* BEGIN SOURCE MATERIAL *

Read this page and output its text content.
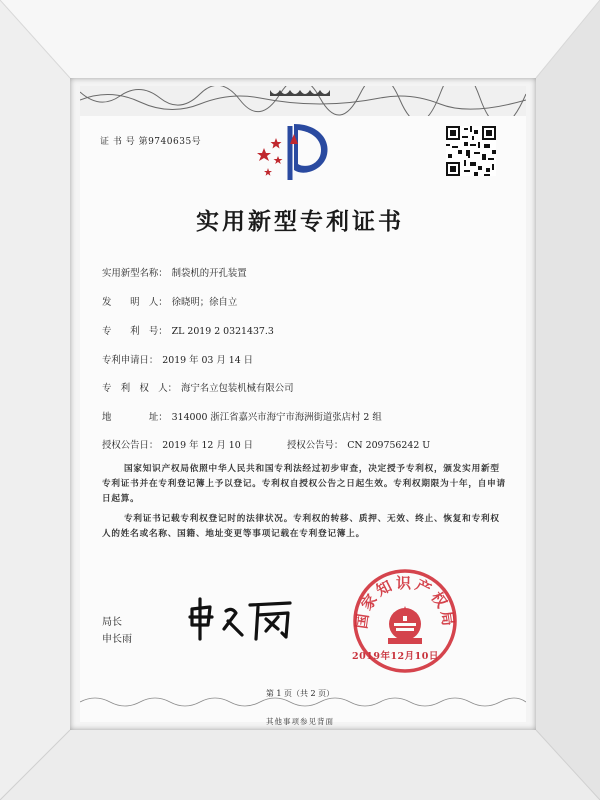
证 书 号 第9740635号
实用新型专利证书
实用新型名称： 制袋机的开孔装置
发　　明　人： 徐晓明；徐自立
专　　利　号： ZL 2019 2 0321437.3
专利申请日： 2019 年 03 月 14 日
专　利　权　人： 海宁名立包装机械有限公司
地　　　　址： 314000 浙江省嘉兴市海宁市海洲街道张店村 2 组
授权公告日： 2019 年 12 月 10 日	授权公告号： CN 209756242 U
国家知识产权局依照中华人民共和国专利法经过初步审查，决定授予专利权，颁发实用新型专利证书并在专利登记簿上予以登记。专利权自授权公告之日起生效。专利权期限为十年，自申请日起算。
专利证书记载专利权登记时的法律状况。专利权的转移、质押、无效、终止、恢复和专利权人的姓名或名称、国籍、地址变更等事项记载在专利登记簿上。
局长
申长雨
国家知识产权局
2019年12月10日
第 1 页（共 2 页）
其他事项参见背面
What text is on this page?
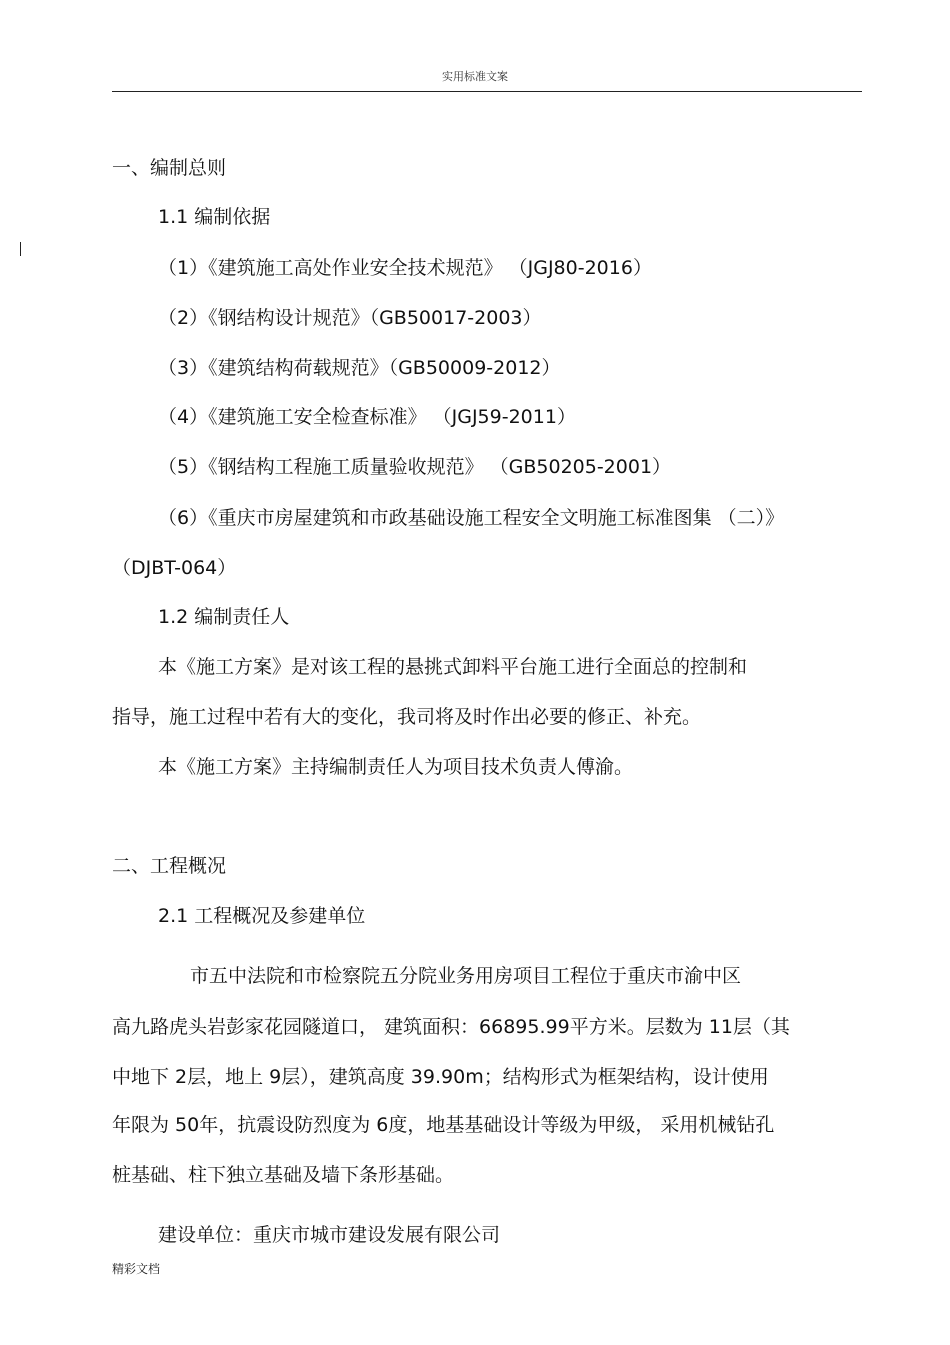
实用标准文案
一、编制总则
1.1 编制依据
（1）《建筑施工高处作业安全技术规范》 （JGJ80-2016）
（2）《钢结构设计规范》（GB50017-2003）
（3）《建筑结构荷载规范》（GB50009-2012）
（4）《建筑施工安全检查标准》 （JGJ59-2011）
（5）《钢结构工程施工质量验收规范》 （GB50205-2001）
（6）《重庆市房屋建筑和市政基础设施工程安全文明施工标准图集 （二）》
（DJBT-064）
1.2 编制责任人
本《施工方案》是对该工程的悬挑式卸料平台施工进行全面总的控制和
指导，施工过程中若有大的变化，我司将及时作出必要的修正、补充。
本《施工方案》主持编制责任人为项目技术负责人傅渝。
二、工程概况
2.1 工程概况及参建单位
市五中法院和市检察院五分院业务用房项目工程位于重庆市渝中区
高九路虎头岩彭家花园隧道口， 建筑面积：66895.99平方米。层数为 11层（其
中地下 2层，地上 9层），建筑高度 39.90m；结构形式为框架结构，设计使用
年限为 50年，抗震设防烈度为 6度，地基基础设计等级为甲级， 采用机械钻孔
桩基础、柱下独立基础及墙下条形基础。
建设单位：重庆市城市建设发展有限公司
精彩文档
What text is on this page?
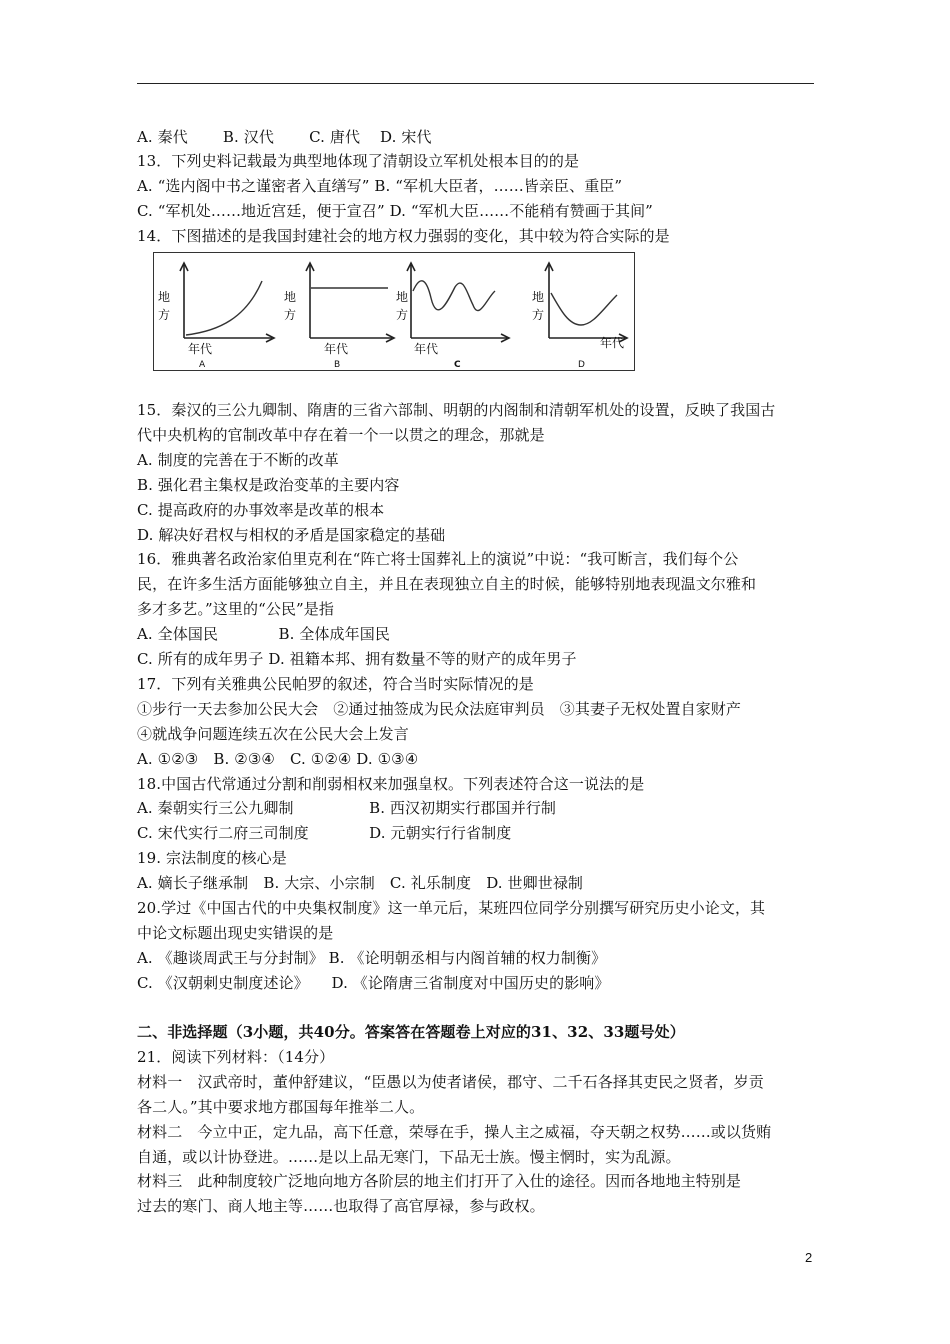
A. 秦代　　 B. 汉代　　 C. 唐代　 D. 宋代
13．下列史料记载最为典型地体现了清朝设立军机处根本目的的是
A. “选内阁中书之谨密者入直缮写” B. “军机大臣者，……皆亲臣、重臣”
C. “军机处……地近宫廷，便于宣召” D. “军机大臣……不能稍有赞画于其间”
14．下图描述的是我国封建社会的地方权力强弱的变化，其中较为符合实际的是
地
方
年代
A
地
方
年代
B
地
方
年代
C
地
方
年代
D
15．秦汉的三公九卿制、隋唐的三省六部制、明朝的内阁制和清朝军机处的设置，反映了我国古
代中央机构的官制改革中存在着一个一以贯之的理念，那就是
A. 制度的完善在于不断的改革
B. 强化君主集权是政治变革的主要内容
C. 提高政府的办事效率是改革的根本
D. 解决好君权与相权的矛盾是国家稳定的基础
16．雅典著名政治家伯里克利在“阵亡将士国葬礼上的演说”中说：“我可断言，我们每个公
民，在许多生活方面能够独立自主，并且在表现独立自主的时候，能够特别地表现温文尔雅和
多才多艺。”这里的“公民”是指
A. 全体国民　　　　B. 全体成年国民
C. 所有的成年男子 D. 祖籍本邦、拥有数量不等的财产的成年男子
17．下列有关雅典公民帕罗的叙述，符合当时实际情况的是
①步行一天去参加公民大会　②通过抽签成为民众法庭审判员　③其妻子无权处置自家财产
④就战争问题连续五次在公民大会上发言
A. ①②③　B. ②③④　C. ①②④ D. ①③④
18.中国古代常通过分割和削弱相权来加强皇权。下列表述符合这一说法的是
A. 秦朝实行三公九卿制　　　　　B. 西汉初期实行郡国并行制
C. 宋代实行二府三司制度　　　　D. 元朝实行行省制度
19. 宗法制度的核心是
A. 嫡长子继承制　B. 大宗、小宗制　C. 礼乐制度　D. 世卿世禄制
20.学过《中国古代的中央集权制度》这一单元后，某班四位同学分别撰写研究历史小论文，其
中论文标题出现史实错误的是
A. 《趣谈周武王与分封制》 B. 《论明朝丞相与内阁首辅的权力制衡》
C. 《汉朝刺史制度述论》　　D. 《论隋唐三省制度对中国历史的影响》
二、非选择题（3小题，共40分。答案答在答题卷上对应的31、32、33题号处）
21．阅读下列材料：（14分）
材料一　汉武帝时，董仲舒建议，“臣愚以为使者诸侯，郡守、二千石各择其吏民之贤者，岁贡
各二人。”其中要求地方郡国每年推举二人。
材料二　今立中正，定九品，高下任意，荣辱在手，操人主之威福，夺天朝之权势……或以货贿
自通，或以计协登进。……是以上品无寒门，下品无士族。慢主惘时，实为乱源。
材料三　此种制度较广泛地向地方各阶层的地主们打开了入仕的途径。因而各地地主特别是
过去的寒门、商人地主等……也取得了高官厚禄，参与政权。
2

* END SOURCE MATERIAL *

Reproduce the data verbatim. Do not carry any picture into the copy.

**OUTPUT FOR THIS TASK**
Read this page and output its text content.
证 书 号 第9740635号
实用新型专利证书
实用新型名称： 制袋机的开孔装置
发　　明　人： 徐晓明；徐自立
专　　利　号： ZL 2019 2 0321437.3
专利申请日： 2019 年 03 月 14 日
专　利　权　人： 海宁名立包装机械有限公司
地　　　　址： 314000 浙江省嘉兴市海宁市海洲街道张店村 2 组
授权公告日： 2019 年 12 月 10 日	授权公告号： CN 209756242 U
国家知识产权局依照中华人民共和国专利法经过初步审查，决定授予专利权，颁发实用新型专利证书并在专利登记簿上予以登记。专利权自授权公告之日起生效。专利权期限为十年，自申请日起算。
专利证书记载专利权登记时的法律状况。专利权的转移、质押、无效、终止、恢复和专利权人的姓名或名称、国籍、地址变更等事项记载在专利登记簿上。
局长
申长雨
国家知识产权局
2019年12月10日
第 1 页（共 2 页）
其他事项参见背面
What text is on this page?
实用标准文案
一、编制总则
1.1 编制依据
（1）《建筑施工高处作业安全技术规范》 （JGJ80-2016）
（2）《钢结构设计规范》（GB50017-2003）
（3）《建筑结构荷载规范》（GB50009-2012）
（4）《建筑施工安全检查标准》 （JGJ59-2011）
（5）《钢结构工程施工质量验收规范》 （GB50205-2001）
（6）《重庆市房屋建筑和市政基础设施工程安全文明施工标准图集 （二）》
（DJBT-064）
1.2 编制责任人
本《施工方案》是对该工程的悬挑式卸料平台施工进行全面总的控制和
指导，施工过程中若有大的变化，我司将及时作出必要的修正、补充。
本《施工方案》主持编制责任人为项目技术负责人傅渝。
二、工程概况
2.1 工程概况及参建单位
市五中法院和市检察院五分院业务用房项目工程位于重庆市渝中区
高九路虎头岩彭家花园隧道口， 建筑面积：66895.99平方米。层数为 11层（其
中地下 2层，地上 9层），建筑高度 39.90m；结构形式为框架结构，设计使用
年限为 50年，抗震设防烈度为 6度，地基基础设计等级为甲级， 采用机械钻孔
桩基础、柱下独立基础及墙下条形基础。
建设单位：重庆市城市建设发展有限公司
精彩文档
What text is on this page?
A. 秦代　　 B. 汉代　　 C. 唐代　 D. 宋代
13．下列史料记载最为典型地体现了清朝设立军机处根本目的的是
A. “选内阁中书之谨密者入直缮写” B. “军机大臣者，……皆亲臣、重臣”
C. “军机处……地近宫廷，便于宣召” D. “军机大臣……不能稍有赞画于其间”
14．下图描述的是我国封建社会的地方权力强弱的变化，其中较为符合实际的是
地
方
年代
A
地
方
年代
B
地
方
年代
C
地
方
年代
D
15．秦汉的三公九卿制、隋唐的三省六部制、明朝的内阁制和清朝军机处的设置，反映了我国古
代中央机构的官制改革中存在着一个一以贯之的理念，那就是
A. 制度的完善在于不断的改革
B. 强化君主集权是政治变革的主要内容
C. 提高政府的办事效率是改革的根本
D. 解决好君权与相权的矛盾是国家稳定的基础
16．雅典著名政治家伯里克利在“阵亡将士国葬礼上的演说”中说：“我可断言，我们每个公
民，在许多生活方面能够独立自主，并且在表现独立自主的时候，能够特别地表现温文尔雅和
多才多艺。”这里的“公民”是指
A. 全体国民　　　　B. 全体成年国民
C. 所有的成年男子 D. 祖籍本邦、拥有数量不等的财产的成年男子
17．下列有关雅典公民帕罗的叙述，符合当时实际情况的是
①步行一天去参加公民大会　②通过抽签成为民众法庭审判员　③其妻子无权处置自家财产
④就战争问题连续五次在公民大会上发言
A. ①②③　B. ②③④　C. ①②④ D. ①③④
18.中国古代常通过分割和削弱相权来加强皇权。下列表述符合这一说法的是
A. 秦朝实行三公九卿制　　　　　B. 西汉初期实行郡国并行制
C. 宋代实行二府三司制度　　　　D. 元朝实行行省制度
19. 宗法制度的核心是
A. 嫡长子继承制　B. 大宗、小宗制　C. 礼乐制度　D. 世卿世禄制
20.学过《中国古代的中央集权制度》这一单元后，某班四位同学分别撰写研究历史小论文，其
中论文标题出现史实错误的是
A. 《趣谈周武王与分封制》 B. 《论明朝丞相与内阁首辅的权力制衡》
C. 《汉朝刺史制度述论》　　D. 《论隋唐三省制度对中国历史的影响》
二、非选择题（3小题，共40分。答案答在答题卷上对应的31、32、33题号处）
21．阅读下列材料：（14分）
材料一　汉武帝时，董仲舒建议，“臣愚以为使者诸侯，郡守、二千石各择其吏民之贤者，岁贡
各二人。”其中要求地方郡国每年推举二人。
材料二　今立中正，定九品，高下任意，荣辱在手，操人主之威福，夺天朝之权势……或以货贿
自通，或以计协登进。……是以上品无寒门，下品无士族。慢主惘时，实为乱源。
材料三　此种制度较广泛地向地方各阶层的地主们打开了入仕的途径。因而各地地主特别是
过去的寒门、商人地主等……也取得了高官厚禄，参与政权。
2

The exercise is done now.